# [Exercise directions]
Repeat exactly the lines beginning at the one that contains "What does this" and running to the end of the material. Omit the pictures.

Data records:
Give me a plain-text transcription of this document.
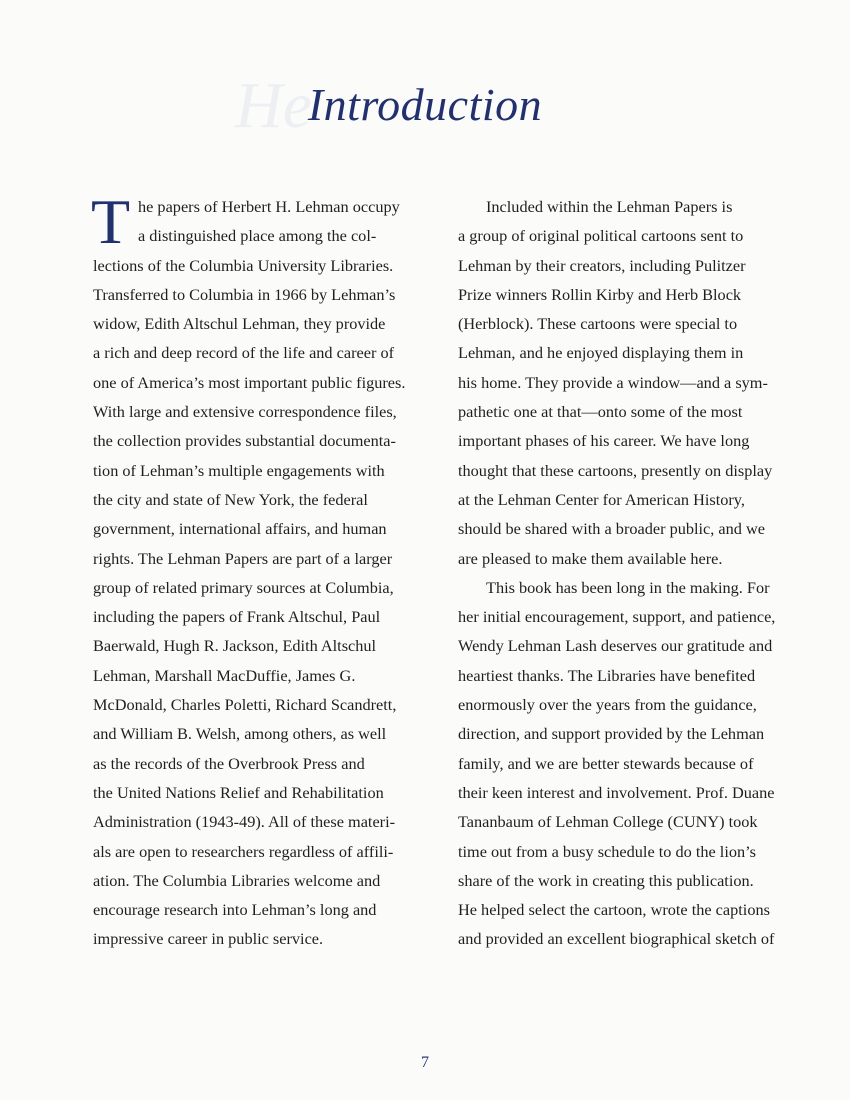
He
Introduction
T he papers of Herbert H. Lehman occupy
a distinguished place among the col-
lections of the Columbia University Libraries.
Transferred to Columbia in 1966 by Lehman’s
widow, Edith Altschul Lehman, they provide
a rich and deep record of the life and career of
one of America’s most important public figures.
With large and extensive correspondence files,
the collection provides substantial documenta-
tion of Lehman’s multiple engagements with
the city and state of New York, the federal
government, international affairs, and human
rights. The Lehman Papers are part of a larger
group of related primary sources at Columbia,
including the papers of Frank Altschul, Paul
Baerwald, Hugh R. Jackson, Edith Altschul
Lehman, Marshall MacDuffie, James G.
McDonald, Charles Poletti, Richard Scandrett,
and William B. Welsh, among others, as well
as the records of the Overbrook Press and
the United Nations Relief and Rehabilitation
Administration (1943-49). All of these materi-
als are open to researchers regardless of affili-
ation. The Columbia Libraries welcome and
encourage research into Lehman’s long and
impressive career in public service.
Included within the Lehman Papers is
a group of original political cartoons sent to
Lehman by their creators, including Pulitzer
Prize winners Rollin Kirby and Herb Block
(Herblock). These cartoons were special to
Lehman, and he enjoyed displaying them in
his home. They provide a window—and a sym-
pathetic one at that—onto some of the most
important phases of his career. We have long
thought that these cartoons, presently on display
at the Lehman Center for American History,
should be shared with a broader public, and we
are pleased to make them available here.
This book has been long in the making. For
her initial encouragement, support, and patience,
Wendy Lehman Lash deserves our gratitude and
heartiest thanks. The Libraries have benefited
enormously over the years from the guidance,
direction, and support provided by the Lehman
family, and we are better stewards because of
their keen interest and involvement. Prof. Duane
Tananbaum of Lehman College (CUNY) took
time out from a busy schedule to do the lion’s
share of the work in creating this publication.
He helped select the cartoon, wrote the captions
and provided an excellent biographical sketch of
7
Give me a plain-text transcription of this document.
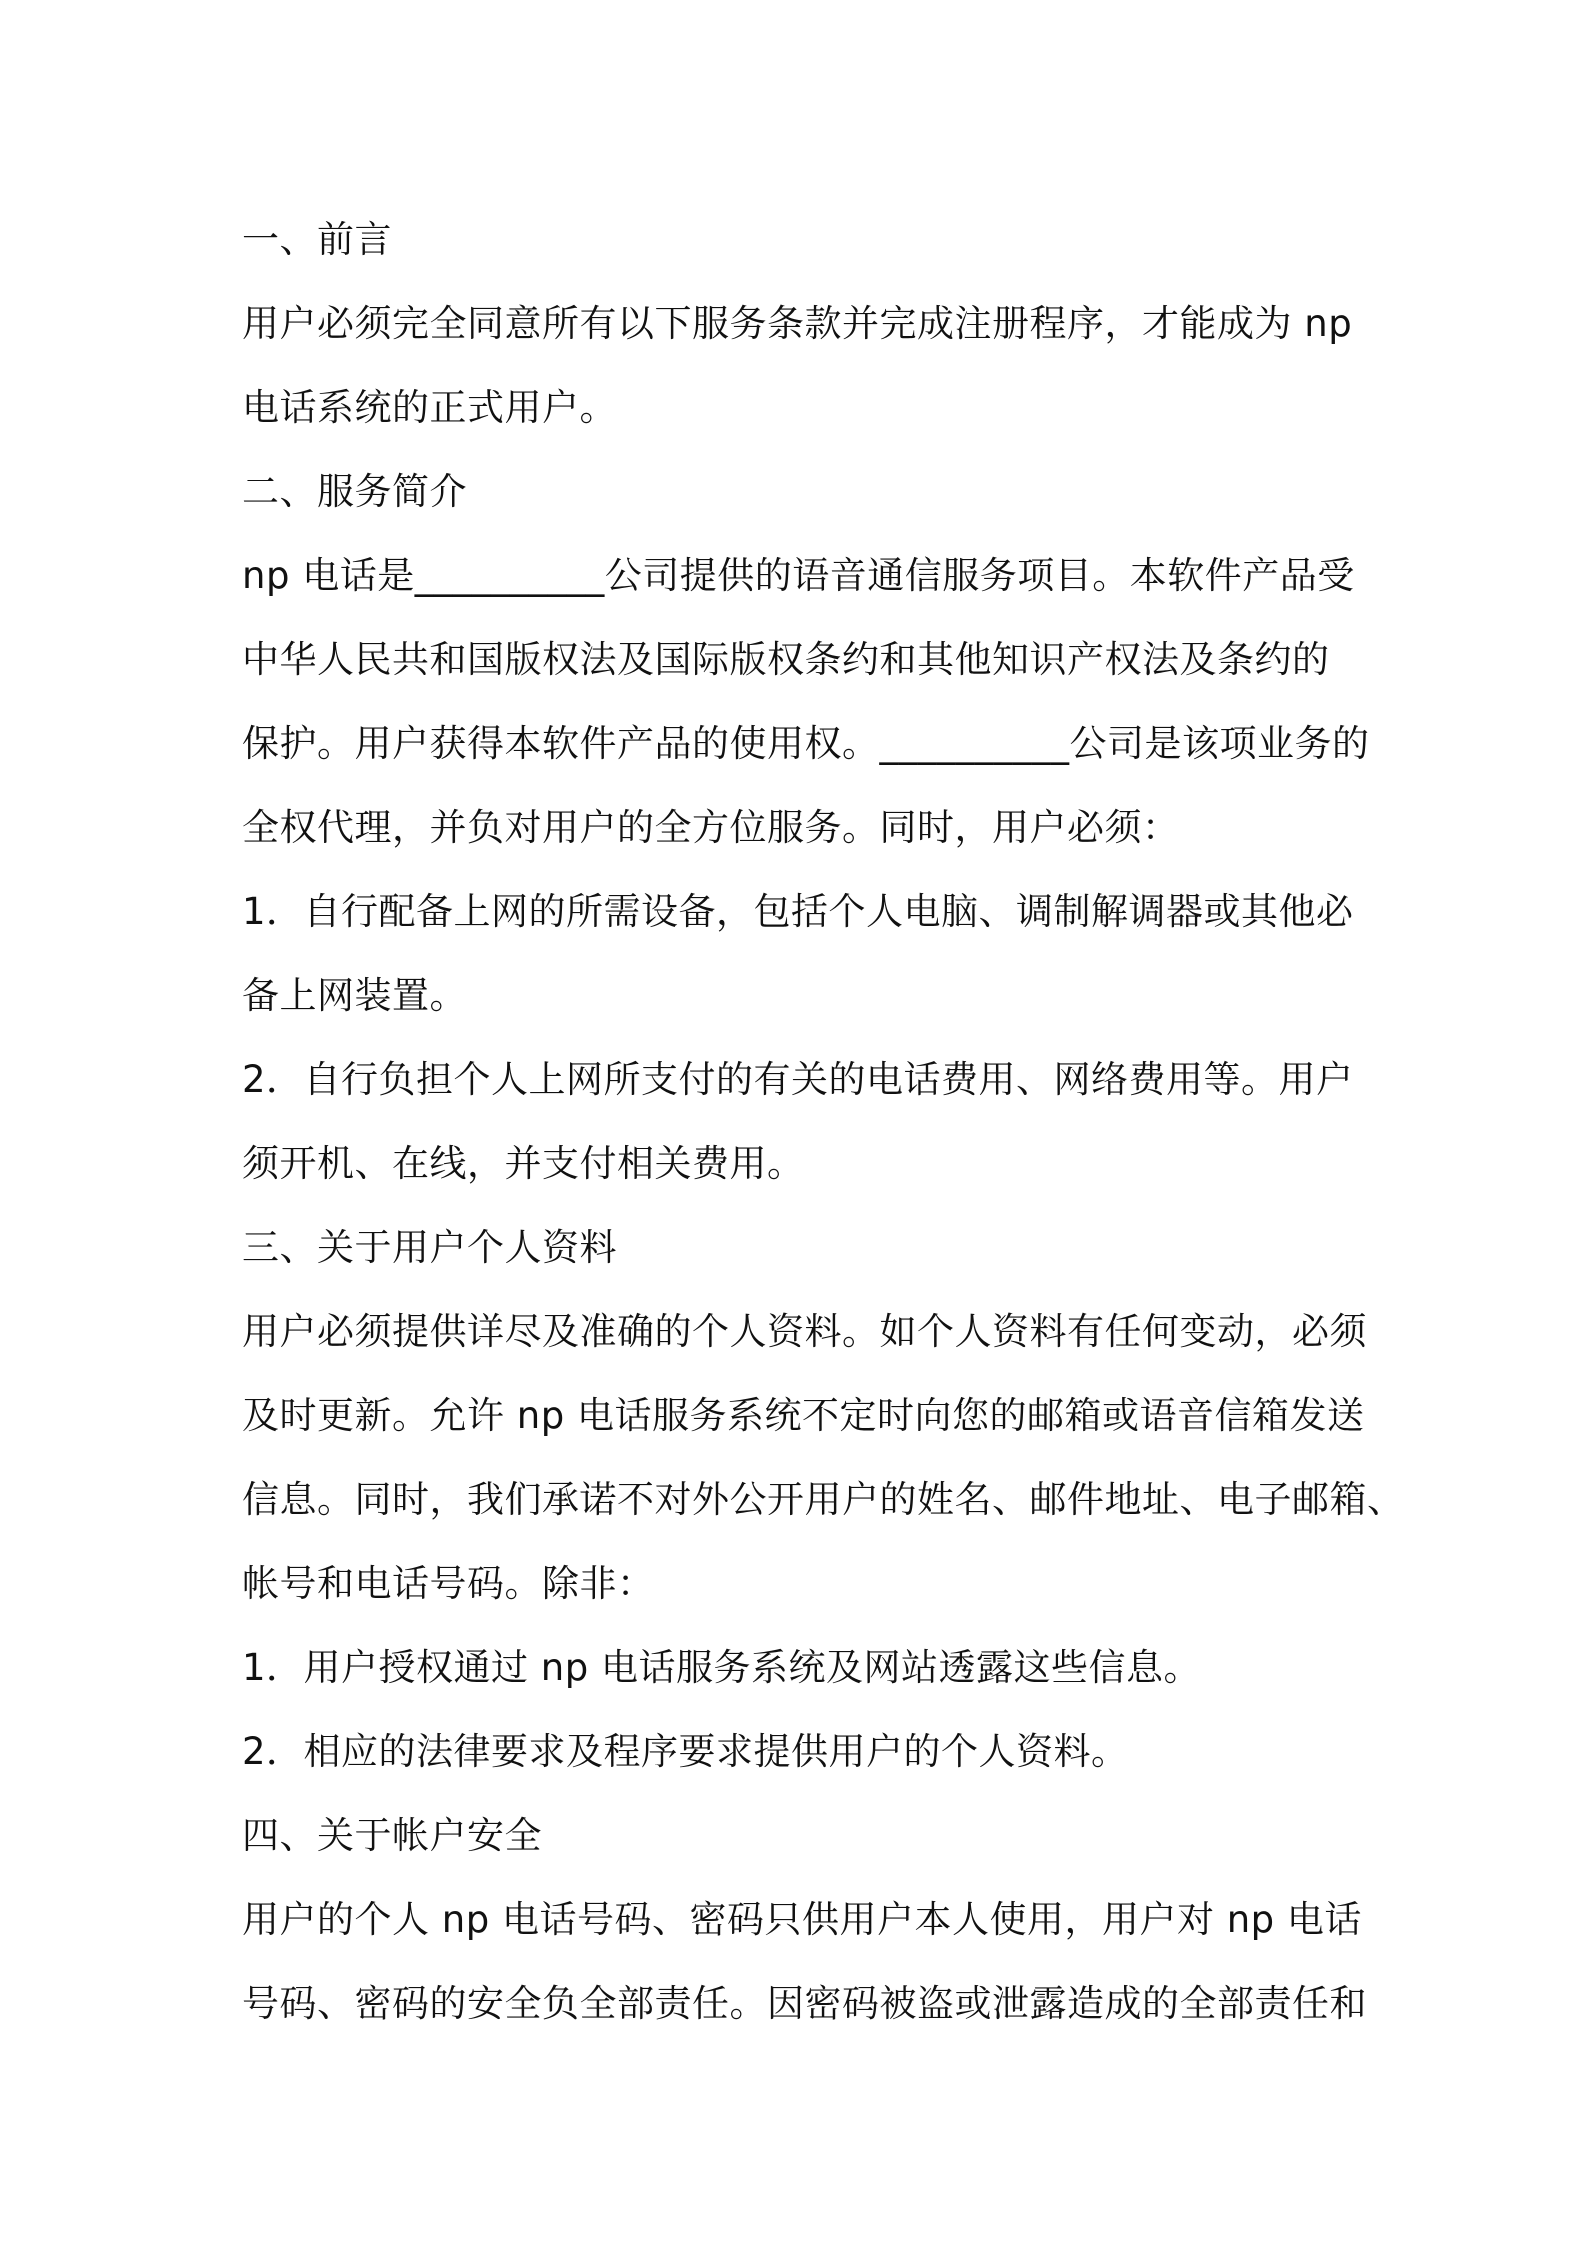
一、前言
用户必须完全同意所有以下服务条款并完成注册程序，才能成为 np
电话系统的正式用户。
二、服务简介
np 电话是__________公司提供的语音通信服务项目。本软件产品受
中华人民共和国版权法及国际版权条约和其他知识产权法及条约的
保护。用户获得本软件产品的使用权。__________公司是该项业务的
全权代理，并负对用户的全方位服务。同时，用户必须：
1．自行配备上网的所需设备，包括个人电脑、调制解调器或其他必
备上网装置。
2．自行负担个人上网所支付的有关的电话费用、网络费用等。用户
须开机、在线，并支付相关费用。
三、关于用户个人资料
用户必须提供详尽及准确的个人资料。如个人资料有任何变动，必须
及时更新。允许 np 电话服务系统不定时向您的邮箱或语音信箱发送
信息。同时，我们承诺不对外公开用户的姓名、邮件地址、电子邮箱、
帐号和电话号码。除非：
1．用户授权通过 np 电话服务系统及网站透露这些信息。
2．相应的法律要求及程序要求提供用户的个人资料。
四、关于帐户安全
用户的个人 np 电话号码、密码只供用户本人使用，用户对 np 电话
号码、密码的安全负全部责任。因密码被盗或泄露造成的全部责任和
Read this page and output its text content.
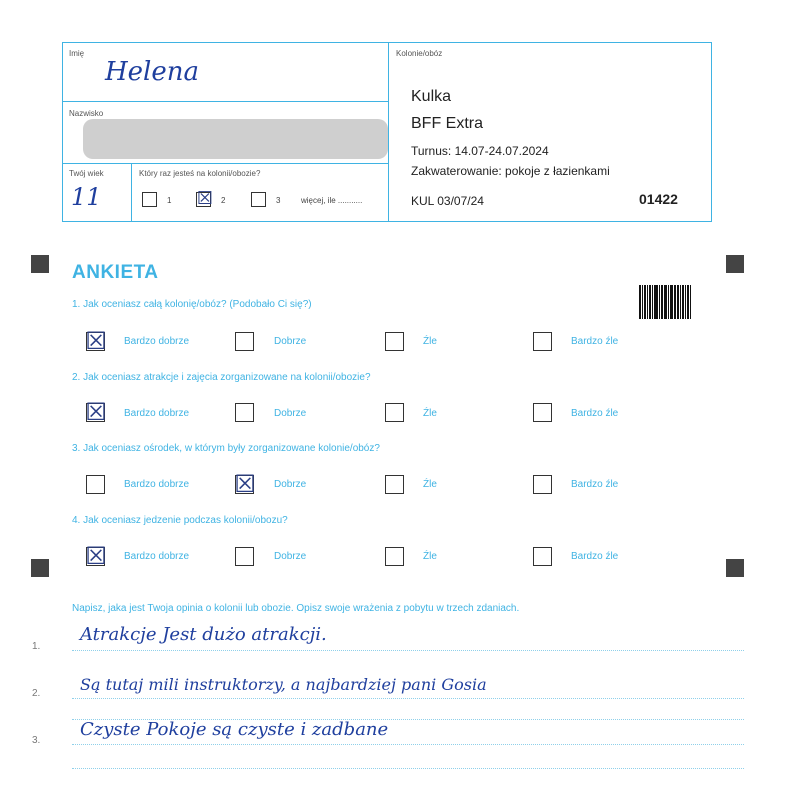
Imię
Helena
Nazwisko
Twój wiek
11
Który raz jesteś na kolonii/obozie?
1 ☒ 2	3	więcej, ile ...........
Kolonie/obóz
Kulka
BFF Extra
Turnus: 14.07-24.07.2024
Zakwaterowanie: pokoje z łazienkami
KUL 03/07/24	01422
ANKIETA
1. Jak oceniasz całą kolonię/obóz? (Podobało Ci się?)
☒ Bardzo dobrze	Dobrze	Źle	Bardzo źle
2. Jak oceniasz atrakcje i zajęcia zorganizowane na kolonii/obozie?
☒ Bardzo dobrze	Dobrze	Źle	Bardzo źle
3. Jak oceniasz ośrodek, w którym były zorganizowane kolonie/obóz?
Bardzo dobrze ☒ Dobrze	Źle	Bardzo źle
4. Jak oceniasz jedzenie podczas kolonii/obozu?
☒ Bardzo dobrze	Dobrze	Źle	Bardzo źle
Napisz, jaka jest Twoja opinia o kolonii lub obozie. Opisz swoje wrażenia z pobytu w trzech zdaniach.
1.
Atrakcje Jest dużo atrakcji.
2. Są tutaj mili instruktorzy, a najbardziej pani Gosia
3.
Czyste Pokoje są czyste i zadbane
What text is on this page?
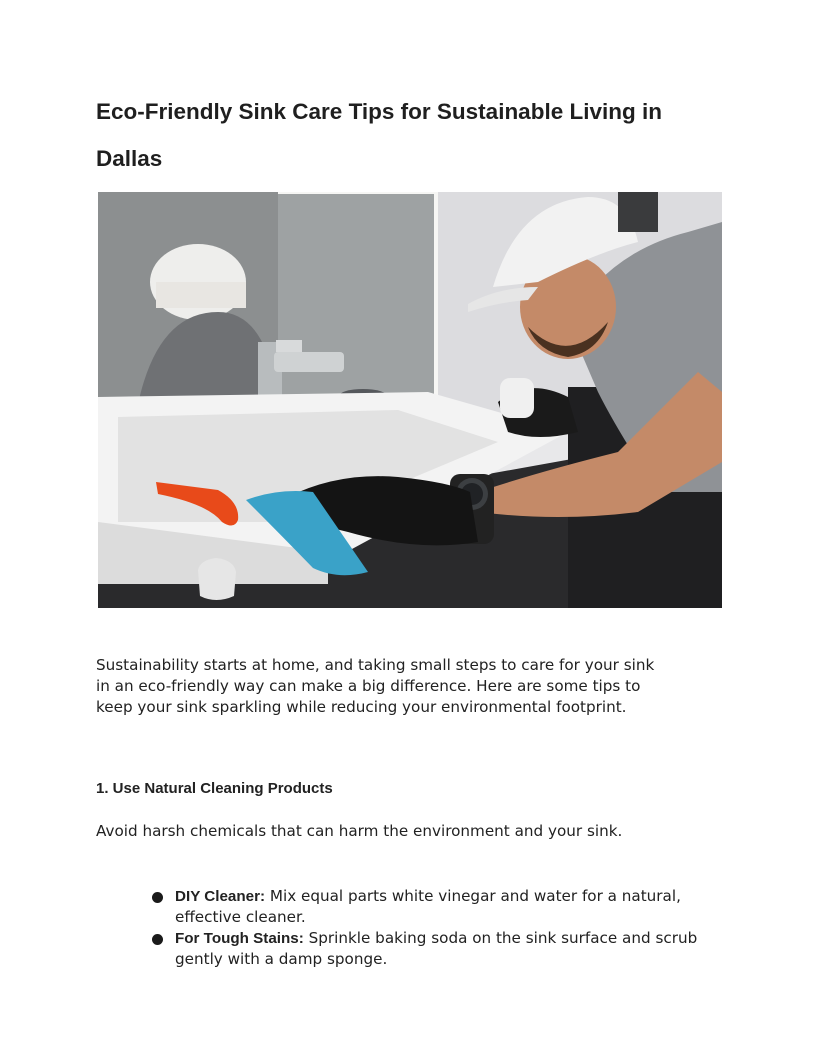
Eco-Friendly Sink Care Tips for Sustainable Living in Dallas

Sustainability starts at home, and taking small steps to care for your sink in an eco-friendly way can make a big difference. Here are some tips to keep your sink sparkling while reducing your environmental footprint.

1. Use Natural Cleaning Products

Avoid harsh chemicals that can harm the environment and your sink.

DIY Cleaner: Mix equal parts white vinegar and water for a natural, effective cleaner.
For Tough Stains: Sprinkle baking soda on the sink surface and scrub gently with a damp sponge.
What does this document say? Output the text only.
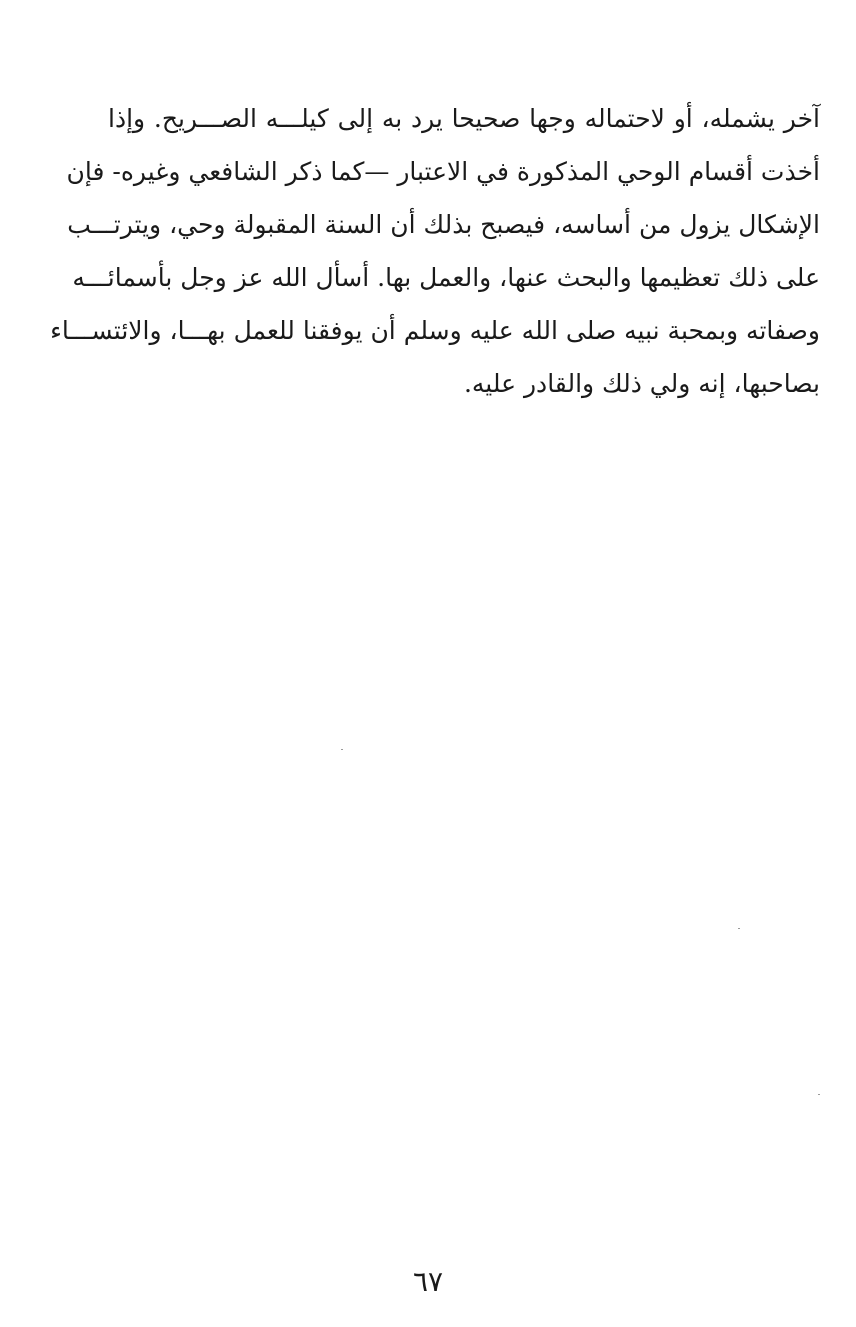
آخر يشمله، أو لاحتماله وجها صحيحا يرد به إلى كيلـــه الصـــريح. وإذا
أخذت أقسام الوحي المذكورة في الاعتبار —كما ذكر الشافعي وغيره- فإن
الإشكال يزول من أساسه، فيصبح بذلك أن السنة المقبولة وحي، ويترتـــب
على ذلك تعظيمها والبحث عنها، والعمل بها. أسأل الله عز وجل بأسمائـــه
وصفاته وبمحبة نبيه صلى الله عليه وسلم أن يوفقنا للعمل بهـــا، والائتســـاء
بصاحبها، إنه ولي ذلك والقادر عليه.
٦٧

# [Correct result]
What does this document say? Output the text only.
آخر يشمله، أو لاحتماله وجها صحيحا يرد به إلى كيلـــه الصـــريح. وإذا
أخذت أقسام الوحي المذكورة في الاعتبار —كما ذكر الشافعي وغيره- فإن
الإشكال يزول من أساسه، فيصبح بذلك أن السنة المقبولة وحي، ويترتـــب
على ذلك تعظيمها والبحث عنها، والعمل بها. أسأل الله عز وجل بأسمائـــه
وصفاته وبمحبة نبيه صلى الله عليه وسلم أن يوفقنا للعمل بهـــا، والائتســـاء
بصاحبها، إنه ولي ذلك والقادر عليه.
٦٧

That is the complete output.